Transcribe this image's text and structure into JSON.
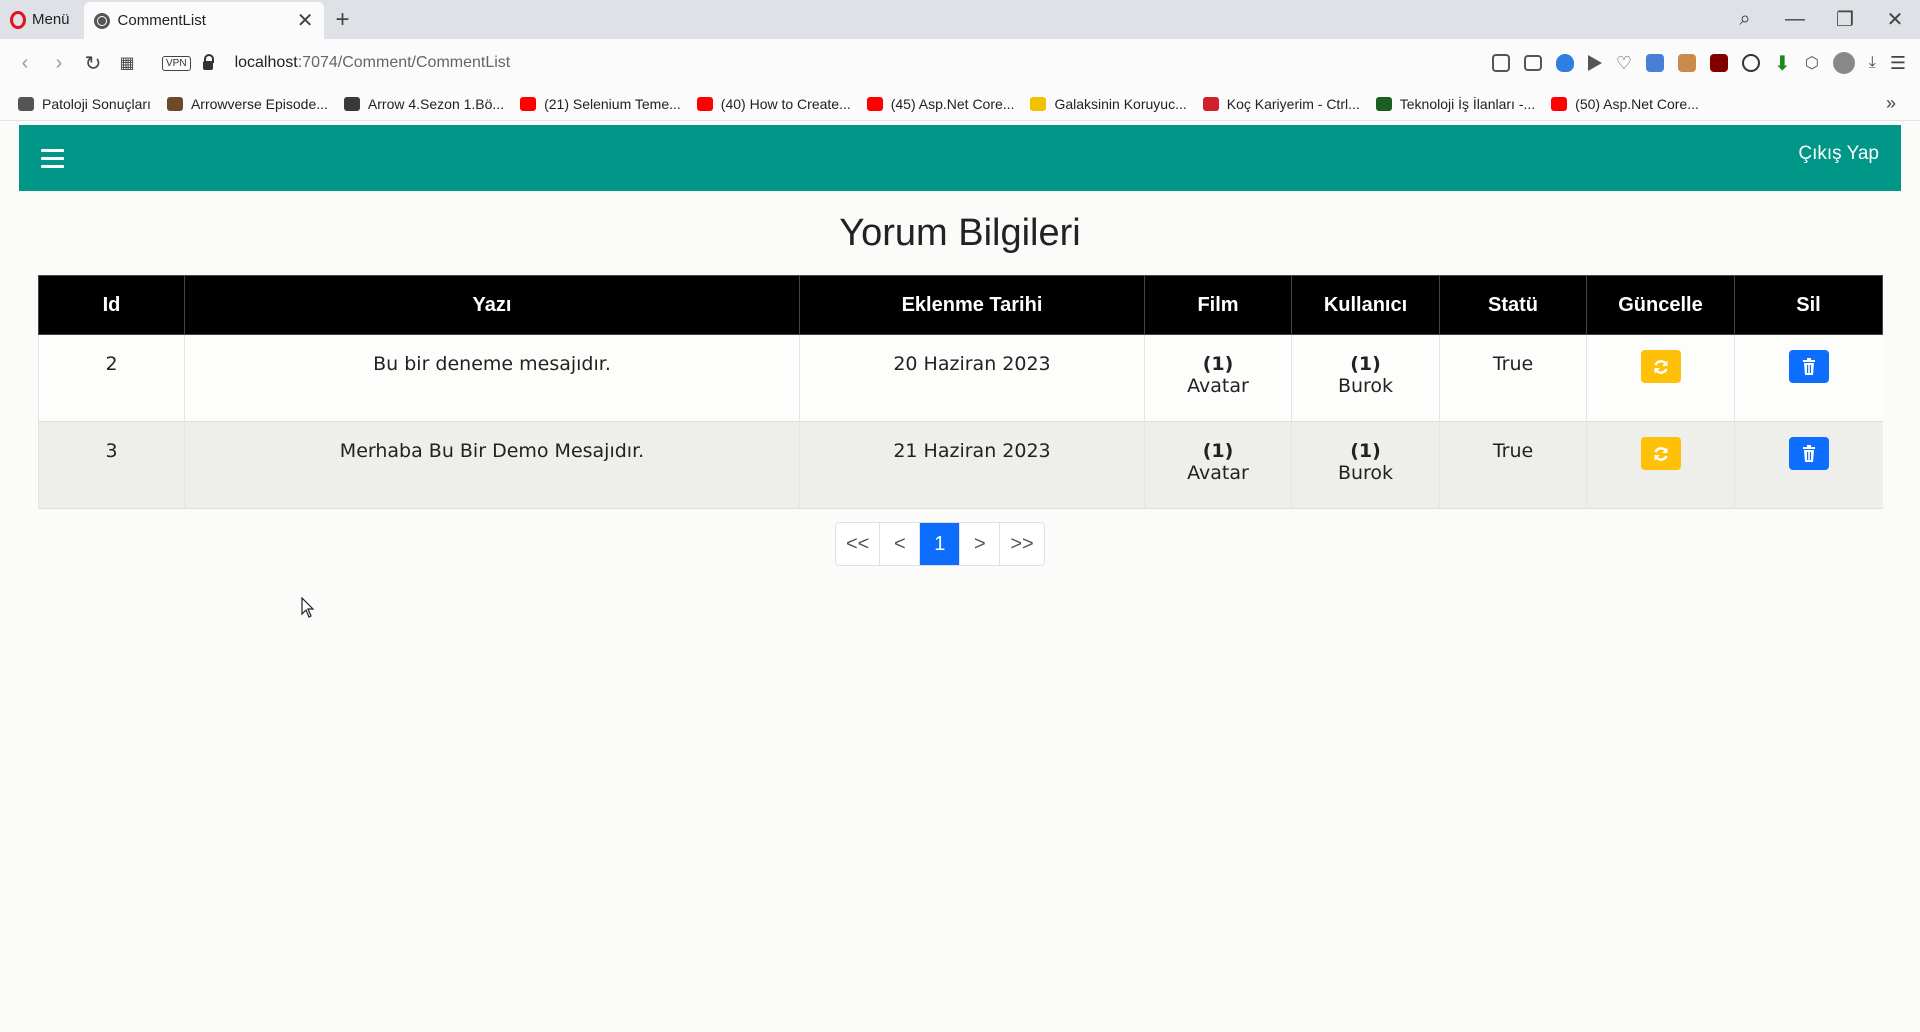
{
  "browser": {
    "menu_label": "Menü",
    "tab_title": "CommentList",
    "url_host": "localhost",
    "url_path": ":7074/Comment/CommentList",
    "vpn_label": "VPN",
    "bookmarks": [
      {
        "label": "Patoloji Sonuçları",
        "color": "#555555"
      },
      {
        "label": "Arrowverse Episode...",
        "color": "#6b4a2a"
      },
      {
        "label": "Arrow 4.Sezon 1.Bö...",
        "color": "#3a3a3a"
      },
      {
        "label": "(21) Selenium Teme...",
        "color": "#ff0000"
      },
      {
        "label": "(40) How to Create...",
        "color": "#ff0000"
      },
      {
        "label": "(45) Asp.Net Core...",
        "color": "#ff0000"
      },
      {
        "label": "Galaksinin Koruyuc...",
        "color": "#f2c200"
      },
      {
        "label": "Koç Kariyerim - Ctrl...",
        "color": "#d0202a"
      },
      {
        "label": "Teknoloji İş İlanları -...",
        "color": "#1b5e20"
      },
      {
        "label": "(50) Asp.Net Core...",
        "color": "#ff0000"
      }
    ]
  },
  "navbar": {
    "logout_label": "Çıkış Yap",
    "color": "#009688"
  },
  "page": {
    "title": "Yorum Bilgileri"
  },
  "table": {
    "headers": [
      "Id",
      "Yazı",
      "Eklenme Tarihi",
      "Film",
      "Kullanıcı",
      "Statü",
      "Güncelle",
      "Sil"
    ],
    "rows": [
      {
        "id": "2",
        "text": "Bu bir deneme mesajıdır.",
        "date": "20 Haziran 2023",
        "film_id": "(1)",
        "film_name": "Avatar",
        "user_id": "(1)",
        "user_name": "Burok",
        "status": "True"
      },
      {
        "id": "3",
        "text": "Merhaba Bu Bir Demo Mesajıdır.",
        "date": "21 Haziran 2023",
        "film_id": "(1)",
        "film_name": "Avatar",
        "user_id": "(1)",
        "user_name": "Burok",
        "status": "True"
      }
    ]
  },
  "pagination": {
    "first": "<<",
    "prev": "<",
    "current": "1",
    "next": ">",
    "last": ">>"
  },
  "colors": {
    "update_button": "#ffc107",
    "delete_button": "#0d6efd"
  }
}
---
#### [Description of the task]
Write the records out once more, exactly as they appear, with no pictures.

#### [Correct response]
Transcribe this image's text and structure into JSON.
{
  "browser": {
    "menu_label": "Menü",
    "tab_title": "CommentList",
    "url_host": "localhost",
    "url_path": ":7074/Comment/CommentList",
    "vpn_label": "VPN",
    "bookmarks": [
      {
        "label": "Patoloji Sonuçları",
        "color": "#555555"
      },
      {
        "label": "Arrowverse Episode...",
        "color": "#6b4a2a"
      },
      {
        "label": "Arrow 4.Sezon 1.Bö...",
        "color": "#3a3a3a"
      },
      {
        "label": "(21) Selenium Teme...",
        "color": "#ff0000"
      },
      {
        "label": "(40) How to Create...",
        "color": "#ff0000"
      },
      {
        "label": "(45) Asp.Net Core...",
        "color": "#ff0000"
      },
      {
        "label": "Galaksinin Koruyuc...",
        "color": "#f2c200"
      },
      {
        "label": "Koç Kariyerim - Ctrl...",
        "color": "#d0202a"
      },
      {
        "label": "Teknoloji İş İlanları -...",
        "color": "#1b5e20"
      },
      {
        "label": "(50) Asp.Net Core...",
        "color": "#ff0000"
      }
    ]
  },
  "navbar": {
    "logout_label": "Çıkış Yap",
    "color": "#009688"
  },
  "page": {
    "title": "Yorum Bilgileri"
  },
  "table": {
    "headers": [
      "Id",
      "Yazı",
      "Eklenme Tarihi",
      "Film",
      "Kullanıcı",
      "Statü",
      "Güncelle",
      "Sil"
    ],
    "rows": [
      {
        "id": "2",
        "text": "Bu bir deneme mesajıdır.",
        "date": "20 Haziran 2023",
        "film_id": "(1)",
        "film_name": "Avatar",
        "user_id": "(1)",
        "user_name": "Burok",
        "status": "True"
      },
      {
        "id": "3",
        "text": "Merhaba Bu Bir Demo Mesajıdır.",
        "date": "21 Haziran 2023",
        "film_id": "(1)",
        "film_name": "Avatar",
        "user_id": "(1)",
        "user_name": "Burok",
        "status": "True"
      }
    ]
  },
  "pagination": {
    "first": "<<",
    "prev": "<",
    "current": "1",
    "next": ">",
    "last": ">>"
  },
  "colors": {
    "update_button": "#ffc107",
    "delete_button": "#0d6efd"
  }
}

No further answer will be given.